REQUIREMENT :: Set down each record below precisely, skipping the pictures.

DATA SHOWN ::
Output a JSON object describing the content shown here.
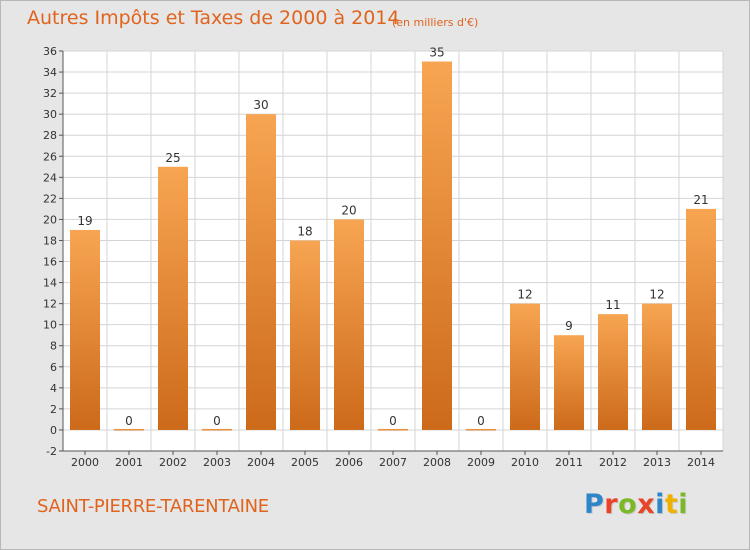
{
  "title": "Autres Impôts et Taxes de 2000 à 2014",
  "subtitle": "(en milliers d'€)",
  "commune": "SAINT-PIERRE-TARENTAINE",
  "logo": {
    "text": "Proxiti",
    "letter_colors": [
      "#2e86c8",
      "#e8442a",
      "#7ab828",
      "#e8442a",
      "#2e86c8",
      "#f0b000",
      "#7ab828"
    ]
  },
  "colors": {
    "accent": "#e0641e",
    "bar_top": "#f7a552",
    "bar_bottom": "#cc6a1a",
    "plot_bg": "#ffffff",
    "background": "#e6e6e6"
  },
  "chart_data": {
    "type": "bar",
    "categories": [
      "2000",
      "2001",
      "2002",
      "2003",
      "2004",
      "2005",
      "2006",
      "2007",
      "2008",
      "2009",
      "2010",
      "2011",
      "2012",
      "2013",
      "2014"
    ],
    "values": [
      19,
      0,
      25,
      0,
      30,
      18,
      20,
      0,
      35,
      0,
      12,
      9,
      11,
      12,
      21
    ],
    "ylim": [
      -2,
      36
    ],
    "yticks": [
      -2,
      0,
      2,
      4,
      6,
      8,
      10,
      12,
      14,
      16,
      18,
      20,
      22,
      24,
      26,
      28,
      30,
      32,
      34,
      36
    ],
    "grid": true,
    "data_labels": true
  }
}
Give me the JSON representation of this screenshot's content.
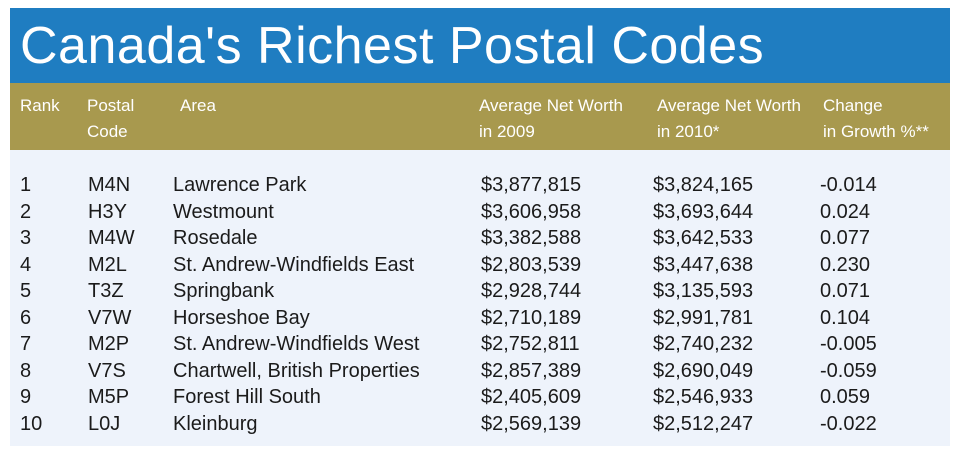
{
  "title": "Canada's Richest Postal Codes",
  "chart_data": {
    "type": "table",
    "columns": [
      "Rank",
      "Postal\nCode",
      "Area",
      "Average Net Worth\nin 2009",
      "Average Net Worth\nin 2010*",
      "Change\nin Growth %**"
    ],
    "rows": [
      [
        "1",
        "M4N",
        "Lawrence Park",
        "$3,877,815",
        "$3,824,165",
        "-0.014"
      ],
      [
        "2",
        "H3Y",
        "Westmount",
        "$3,606,958",
        "$3,693,644",
        "0.024"
      ],
      [
        "3",
        "M4W",
        "Rosedale",
        "$3,382,588",
        "$3,642,533",
        "0.077"
      ],
      [
        "4",
        "M2L",
        "St. Andrew-Windfields East",
        "$2,803,539",
        "$3,447,638",
        "0.230"
      ],
      [
        "5",
        "T3Z",
        "Springbank",
        "$2,928,744",
        "$3,135,593",
        "0.071"
      ],
      [
        "6",
        "V7W",
        "Horseshoe Bay",
        "$2,710,189",
        "$2,991,781",
        "0.104"
      ],
      [
        "7",
        "M2P",
        "St. Andrew-Windfields West",
        "$2,752,811",
        "$2,740,232",
        "-0.005"
      ],
      [
        "8",
        "V7S",
        "Chartwell, British Properties",
        "$2,857,389",
        "$2,690,049",
        "-0.059"
      ],
      [
        "9",
        "M5P",
        "Forest Hill South",
        "$2,405,609",
        "$2,546,933",
        "0.059"
      ],
      [
        "10",
        "L0J",
        "Kleinburg",
        "$2,569,139",
        "$2,512,247",
        "-0.022"
      ]
    ]
  },
  "colors": {
    "title_bar": "#1f7dc1",
    "header_bar": "#a8994e",
    "table_background": "#eef3fb",
    "text": "#1b1b1b"
  }
}
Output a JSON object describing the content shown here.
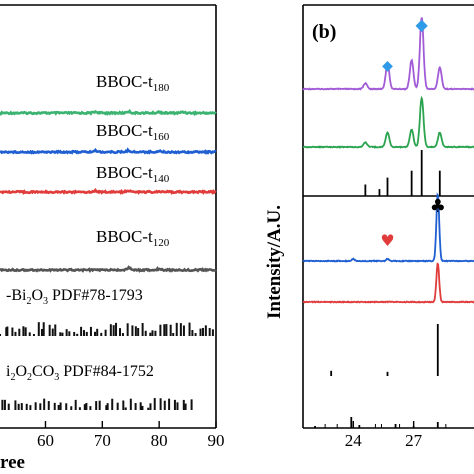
{
  "chart_data": [
    {
      "type": "line",
      "panel": "a",
      "xlabel": "ree",
      "xlim": [
        52,
        90
      ],
      "x_ticks": [
        "60",
        "70",
        "80",
        "90"
      ],
      "series": [
        {
          "name": "BBOC-t180",
          "base": "BBOC-t",
          "sub": "180",
          "color": "#3cb371",
          "peaks": [
            [
              68.8,
              0.25
            ],
            [
              74.6,
              0.3
            ],
            [
              80.0,
              0.2
            ],
            [
              84.2,
              0.2
            ]
          ]
        },
        {
          "name": "BBOC-t160",
          "base": "BBOC-t",
          "sub": "160",
          "color": "#1f5fd1",
          "peaks": [
            [
              68.8,
              0.25
            ],
            [
              74.6,
              0.3
            ],
            [
              80.0,
              0.2
            ]
          ]
        },
        {
          "name": "BBOC-t140",
          "base": "BBOC-t",
          "sub": "140",
          "color": "#e03c3c",
          "peaks": [
            [
              68.8,
              0.25
            ],
            [
              74.6,
              0.3
            ]
          ]
        },
        {
          "name": "BBOC-t120",
          "base": "BBOC-t",
          "sub": "120",
          "color": "#555555",
          "peaks": [
            [
              74.6,
              0.4
            ],
            [
              80.0,
              0.25
            ]
          ]
        }
      ],
      "references": [
        {
          "label_parts": [
            "-Bi",
            "2",
            "O",
            "3",
            " PDF#78-1793"
          ],
          "color": "#111111",
          "x_start": 52,
          "x_end": 90,
          "density": 60
        },
        {
          "label_parts": [
            "i",
            "2",
            "O",
            "2",
            "CO",
            "3",
            " PDF#84-1752"
          ],
          "color": "#111111",
          "x_start": 52,
          "x_end": 86,
          "density": 45
        }
      ]
    },
    {
      "type": "line",
      "panel": "b",
      "panel_label": "(b)",
      "ylabel": "Intensity/A.U.",
      "xlim": [
        21.5,
        30
      ],
      "x_ticks": [
        "24",
        "27"
      ],
      "series": [
        {
          "name": "purple",
          "color": "#a25bd6",
          "peaks": [
            [
              24.6,
              0.08
            ],
            [
              25.7,
              0.35
            ],
            [
              26.9,
              0.4
            ],
            [
              27.4,
              1.0
            ],
            [
              28.3,
              0.3
            ]
          ]
        },
        {
          "name": "green",
          "color": "#2aa44f",
          "peaks": [
            [
              24.6,
              0.08
            ],
            [
              25.7,
              0.25
            ],
            [
              26.9,
              0.3
            ],
            [
              27.4,
              0.85
            ],
            [
              28.3,
              0.25
            ]
          ]
        },
        {
          "name": "blue",
          "color": "#1f5fd1",
          "peaks": [
            [
              24.0,
              0.03
            ],
            [
              25.7,
              0.03
            ],
            [
              28.2,
              1.0
            ]
          ]
        },
        {
          "name": "red",
          "color": "#e03c3c",
          "peaks": [
            [
              28.2,
              0.8
            ]
          ]
        }
      ],
      "reference_sticks_upper": [
        [
          24.6,
          0.25
        ],
        [
          25.3,
          0.15
        ],
        [
          25.7,
          0.4
        ],
        [
          26.9,
          0.55
        ],
        [
          27.4,
          1.0
        ],
        [
          28.3,
          0.55
        ]
      ],
      "reference_sticks_lower": [
        [
          22.9,
          0.1
        ],
        [
          25.7,
          0.08
        ],
        [
          28.2,
          1.0
        ]
      ],
      "reference_sticks_bottom": [
        [
          22.1,
          0.1
        ],
        [
          23.9,
          0.55
        ],
        [
          24.3,
          0.15
        ],
        [
          26.1,
          0.2
        ],
        [
          27.0,
          0.1
        ],
        [
          28.2,
          0.3
        ]
      ],
      "markers": [
        {
          "symbol": "◆",
          "color": "#2f9be8",
          "x": 25.7
        },
        {
          "symbol": "◆",
          "color": "#2f9be8",
          "x": 27.4
        },
        {
          "symbol": "♣",
          "color": "#000000",
          "x": 28.2
        },
        {
          "symbol": "♥",
          "color": "#e03c3c",
          "x": 25.7
        }
      ]
    }
  ]
}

FINISHED TASK ::
Output a JSON object describing the content shown here.
{
  "title": "Autres Impôts et Taxes de 2000 à 2014",
  "subtitle": "(en milliers d'€)",
  "commune": "SAINT-PIERRE-TARENTAINE",
  "logo": {
    "text": "Proxiti",
    "letter_colors": [
      "#2e86c8",
      "#e8442a",
      "#7ab828",
      "#e8442a",
      "#2e86c8",
      "#f0b000",
      "#7ab828"
    ]
  },
  "colors": {
    "accent": "#e0641e",
    "bar_top": "#f7a552",
    "bar_bottom": "#cc6a1a",
    "plot_bg": "#ffffff",
    "background": "#e6e6e6"
  },
  "chart_data": {
    "type": "bar",
    "categories": [
      "2000",
      "2001",
      "2002",
      "2003",
      "2004",
      "2005",
      "2006",
      "2007",
      "2008",
      "2009",
      "2010",
      "2011",
      "2012",
      "2013",
      "2014"
    ],
    "values": [
      19,
      0,
      25,
      0,
      30,
      18,
      20,
      0,
      35,
      0,
      12,
      9,
      11,
      12,
      21
    ],
    "ylim": [
      -2,
      36
    ],
    "yticks": [
      -2,
      0,
      2,
      4,
      6,
      8,
      10,
      12,
      14,
      16,
      18,
      20,
      22,
      24,
      26,
      28,
      30,
      32,
      34,
      36
    ],
    "grid": true,
    "data_labels": true
  }
}
Give me the JSON representation of this screenshot's content.
{
  "title": "Canada's Richest Postal Codes",
  "chart_data": {
    "type": "table",
    "columns": [
      "Rank",
      "Postal\nCode",
      "Area",
      "Average Net Worth\nin 2009",
      "Average Net Worth\nin 2010*",
      "Change\nin Growth %**"
    ],
    "rows": [
      [
        "1",
        "M4N",
        "Lawrence Park",
        "$3,877,815",
        "$3,824,165",
        "-0.014"
      ],
      [
        "2",
        "H3Y",
        "Westmount",
        "$3,606,958",
        "$3,693,644",
        "0.024"
      ],
      [
        "3",
        "M4W",
        "Rosedale",
        "$3,382,588",
        "$3,642,533",
        "0.077"
      ],
      [
        "4",
        "M2L",
        "St. Andrew-Windfields East",
        "$2,803,539",
        "$3,447,638",
        "0.230"
      ],
      [
        "5",
        "T3Z",
        "Springbank",
        "$2,928,744",
        "$3,135,593",
        "0.071"
      ],
      [
        "6",
        "V7W",
        "Horseshoe Bay",
        "$2,710,189",
        "$2,991,781",
        "0.104"
      ],
      [
        "7",
        "M2P",
        "St. Andrew-Windfields West",
        "$2,752,811",
        "$2,740,232",
        "-0.005"
      ],
      [
        "8",
        "V7S",
        "Chartwell, British Properties",
        "$2,857,389",
        "$2,690,049",
        "-0.059"
      ],
      [
        "9",
        "M5P",
        "Forest Hill South",
        "$2,405,609",
        "$2,546,933",
        "0.059"
      ],
      [
        "10",
        "L0J",
        "Kleinburg",
        "$2,569,139",
        "$2,512,247",
        "-0.022"
      ]
    ]
  },
  "colors": {
    "title_bar": "#1f7dc1",
    "header_bar": "#a8994e",
    "table_background": "#eef3fb",
    "text": "#1b1b1b"
  }
}
Output a JSON object describing the content shown here.
{
  "chart_data": [
    {
      "type": "line",
      "panel": "a",
      "xlabel": "ree",
      "xlim": [
        52,
        90
      ],
      "x_ticks": [
        "60",
        "70",
        "80",
        "90"
      ],
      "series": [
        {
          "name": "BBOC-t180",
          "base": "BBOC-t",
          "sub": "180",
          "color": "#3cb371",
          "peaks": [
            [
              68.8,
              0.25
            ],
            [
              74.6,
              0.3
            ],
            [
              80.0,
              0.2
            ],
            [
              84.2,
              0.2
            ]
          ]
        },
        {
          "name": "BBOC-t160",
          "base": "BBOC-t",
          "sub": "160",
          "color": "#1f5fd1",
          "peaks": [
            [
              68.8,
              0.25
            ],
            [
              74.6,
              0.3
            ],
            [
              80.0,
              0.2
            ]
          ]
        },
        {
          "name": "BBOC-t140",
          "base": "BBOC-t",
          "sub": "140",
          "color": "#e03c3c",
          "peaks": [
            [
              68.8,
              0.25
            ],
            [
              74.6,
              0.3
            ]
          ]
        },
        {
          "name": "BBOC-t120",
          "base": "BBOC-t",
          "sub": "120",
          "color": "#555555",
          "peaks": [
            [
              74.6,
              0.4
            ],
            [
              80.0,
              0.25
            ]
          ]
        }
      ],
      "references": [
        {
          "label_parts": [
            "-Bi",
            "2",
            "O",
            "3",
            " PDF#78-1793"
          ],
          "color": "#111111",
          "x_start": 52,
          "x_end": 90,
          "density": 60
        },
        {
          "label_parts": [
            "i",
            "2",
            "O",
            "2",
            "CO",
            "3",
            " PDF#84-1752"
          ],
          "color": "#111111",
          "x_start": 52,
          "x_end": 86,
          "density": 45
        }
      ]
    },
    {
      "type": "line",
      "panel": "b",
      "panel_label": "(b)",
      "ylabel": "Intensity/A.U.",
      "xlim": [
        21.5,
        30
      ],
      "x_ticks": [
        "24",
        "27"
      ],
      "series": [
        {
          "name": "purple",
          "color": "#a25bd6",
          "peaks": [
            [
              24.6,
              0.08
            ],
            [
              25.7,
              0.35
            ],
            [
              26.9,
              0.4
            ],
            [
              27.4,
              1.0
            ],
            [
              28.3,
              0.3
            ]
          ]
        },
        {
          "name": "green",
          "color": "#2aa44f",
          "peaks": [
            [
              24.6,
              0.08
            ],
            [
              25.7,
              0.25
            ],
            [
              26.9,
              0.3
            ],
            [
              27.4,
              0.85
            ],
            [
              28.3,
              0.25
            ]
          ]
        },
        {
          "name": "blue",
          "color": "#1f5fd1",
          "peaks": [
            [
              24.0,
              0.03
            ],
            [
              25.7,
              0.03
            ],
            [
              28.2,
              1.0
            ]
          ]
        },
        {
          "name": "red",
          "color": "#e03c3c",
          "peaks": [
            [
              28.2,
              0.8
            ]
          ]
        }
      ],
      "reference_sticks_upper": [
        [
          24.6,
          0.25
        ],
        [
          25.3,
          0.15
        ],
        [
          25.7,
          0.4
        ],
        [
          26.9,
          0.55
        ],
        [
          27.4,
          1.0
        ],
        [
          28.3,
          0.55
        ]
      ],
      "reference_sticks_lower": [
        [
          22.9,
          0.1
        ],
        [
          25.7,
          0.08
        ],
        [
          28.2,
          1.0
        ]
      ],
      "reference_sticks_bottom": [
        [
          22.1,
          0.1
        ],
        [
          23.9,
          0.55
        ],
        [
          24.3,
          0.15
        ],
        [
          26.1,
          0.2
        ],
        [
          27.0,
          0.1
        ],
        [
          28.2,
          0.3
        ]
      ],
      "markers": [
        {
          "symbol": "◆",
          "color": "#2f9be8",
          "x": 25.7
        },
        {
          "symbol": "◆",
          "color": "#2f9be8",
          "x": 27.4
        },
        {
          "symbol": "♣",
          "color": "#000000",
          "x": 28.2
        },
        {
          "symbol": "♥",
          "color": "#e03c3c",
          "x": 25.7
        }
      ]
    }
  ]
}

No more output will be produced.